**What you are asked to do**
Repeat the records below exactly, leaving out every picture.

Data records
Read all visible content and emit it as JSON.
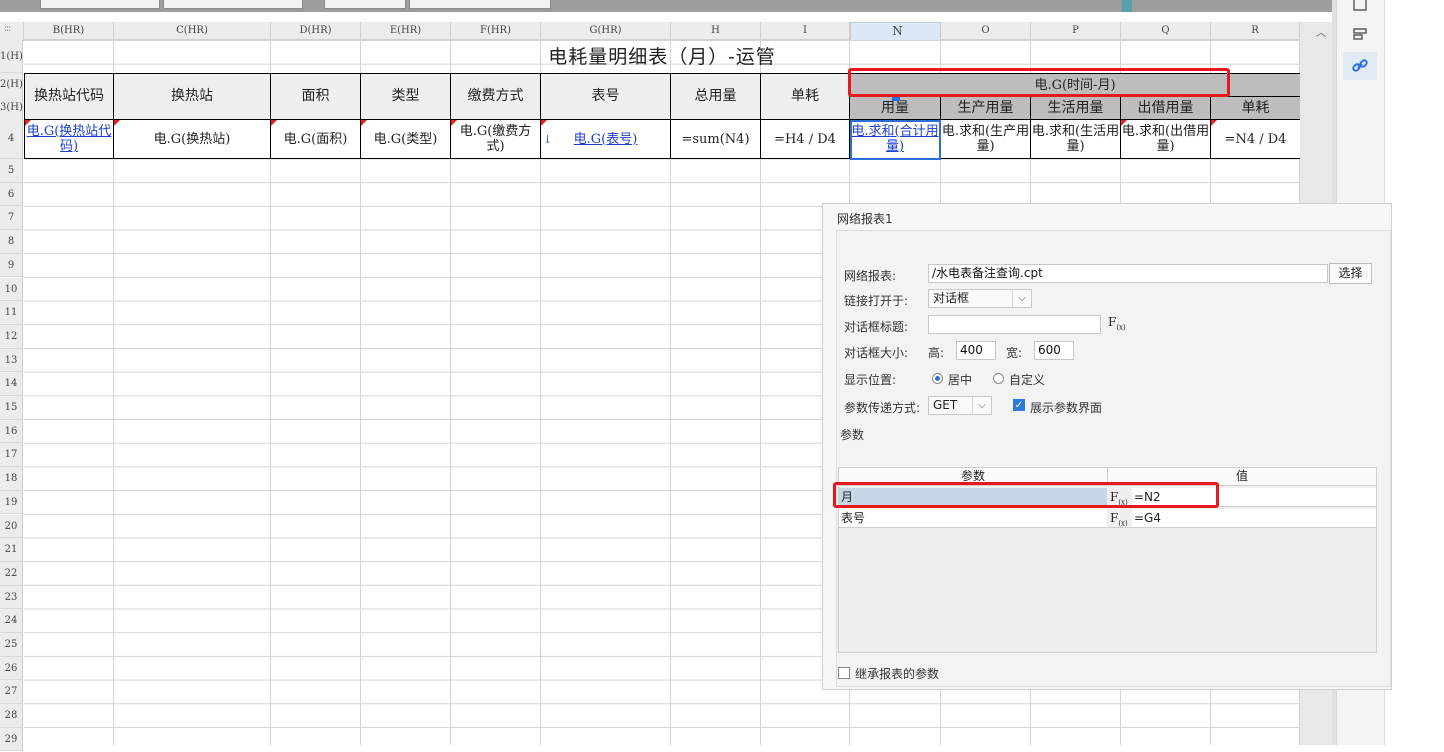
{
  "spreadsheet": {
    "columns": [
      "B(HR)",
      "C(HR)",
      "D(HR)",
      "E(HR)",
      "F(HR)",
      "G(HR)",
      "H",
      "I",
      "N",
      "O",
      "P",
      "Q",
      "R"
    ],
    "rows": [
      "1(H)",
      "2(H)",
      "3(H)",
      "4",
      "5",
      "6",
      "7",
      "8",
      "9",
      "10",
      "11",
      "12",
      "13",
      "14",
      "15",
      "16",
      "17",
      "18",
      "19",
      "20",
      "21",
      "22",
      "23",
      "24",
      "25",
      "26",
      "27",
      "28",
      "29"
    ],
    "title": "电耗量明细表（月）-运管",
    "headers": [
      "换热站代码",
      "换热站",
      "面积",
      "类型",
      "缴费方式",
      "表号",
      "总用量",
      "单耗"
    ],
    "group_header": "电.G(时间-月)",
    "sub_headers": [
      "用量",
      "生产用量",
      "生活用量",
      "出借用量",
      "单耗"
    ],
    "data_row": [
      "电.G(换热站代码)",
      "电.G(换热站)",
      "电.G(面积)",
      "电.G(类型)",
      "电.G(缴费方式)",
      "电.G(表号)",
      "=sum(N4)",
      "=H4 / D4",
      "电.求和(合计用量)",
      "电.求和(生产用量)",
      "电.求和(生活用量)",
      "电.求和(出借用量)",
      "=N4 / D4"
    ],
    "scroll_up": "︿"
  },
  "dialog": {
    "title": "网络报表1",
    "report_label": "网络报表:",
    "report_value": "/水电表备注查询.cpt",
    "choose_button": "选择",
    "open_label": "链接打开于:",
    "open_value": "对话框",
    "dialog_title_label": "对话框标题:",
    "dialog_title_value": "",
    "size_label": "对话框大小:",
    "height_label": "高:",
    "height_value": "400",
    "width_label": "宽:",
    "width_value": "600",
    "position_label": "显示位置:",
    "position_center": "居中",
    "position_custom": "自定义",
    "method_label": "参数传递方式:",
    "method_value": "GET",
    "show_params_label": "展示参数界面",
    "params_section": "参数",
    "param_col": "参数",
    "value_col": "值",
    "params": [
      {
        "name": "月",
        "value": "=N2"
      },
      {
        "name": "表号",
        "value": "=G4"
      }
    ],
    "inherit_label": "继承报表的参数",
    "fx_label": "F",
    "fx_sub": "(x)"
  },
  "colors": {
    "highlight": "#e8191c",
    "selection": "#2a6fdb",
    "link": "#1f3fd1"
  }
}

**Task output**
Read all visible content and emit it as JSON.
{
  "spreadsheet": {
    "columns": [
      "B(HR)",
      "C(HR)",
      "D(HR)",
      "E(HR)",
      "F(HR)",
      "G(HR)",
      "H",
      "I",
      "N",
      "O",
      "P",
      "Q",
      "R"
    ],
    "rows": [
      "1(H)",
      "2(H)",
      "3(H)",
      "4",
      "5",
      "6",
      "7",
      "8",
      "9",
      "10",
      "11",
      "12",
      "13",
      "14",
      "15",
      "16",
      "17",
      "18",
      "19",
      "20",
      "21",
      "22",
      "23",
      "24",
      "25",
      "26",
      "27",
      "28",
      "29"
    ],
    "title": "电耗量明细表（月）-运管",
    "headers": [
      "换热站代码",
      "换热站",
      "面积",
      "类型",
      "缴费方式",
      "表号",
      "总用量",
      "单耗"
    ],
    "group_header": "电.G(时间-月)",
    "sub_headers": [
      "用量",
      "生产用量",
      "生活用量",
      "出借用量",
      "单耗"
    ],
    "data_row": [
      "电.G(换热站代码)",
      "电.G(换热站)",
      "电.G(面积)",
      "电.G(类型)",
      "电.G(缴费方式)",
      "电.G(表号)",
      "=sum(N4)",
      "=H4 / D4",
      "电.求和(合计用量)",
      "电.求和(生产用量)",
      "电.求和(生活用量)",
      "电.求和(出借用量)",
      "=N4 / D4"
    ],
    "scroll_up": "︿"
  },
  "dialog": {
    "title": "网络报表1",
    "report_label": "网络报表:",
    "report_value": "/水电表备注查询.cpt",
    "choose_button": "选择",
    "open_label": "链接打开于:",
    "open_value": "对话框",
    "dialog_title_label": "对话框标题:",
    "dialog_title_value": "",
    "size_label": "对话框大小:",
    "height_label": "高:",
    "height_value": "400",
    "width_label": "宽:",
    "width_value": "600",
    "position_label": "显示位置:",
    "position_center": "居中",
    "position_custom": "自定义",
    "method_label": "参数传递方式:",
    "method_value": "GET",
    "show_params_label": "展示参数界面",
    "params_section": "参数",
    "param_col": "参数",
    "value_col": "值",
    "params": [
      {
        "name": "月",
        "value": "=N2"
      },
      {
        "name": "表号",
        "value": "=G4"
      }
    ],
    "inherit_label": "继承报表的参数",
    "fx_label": "F",
    "fx_sub": "(x)"
  },
  "colors": {
    "highlight": "#e8191c",
    "selection": "#2a6fdb",
    "link": "#1f3fd1"
  }
}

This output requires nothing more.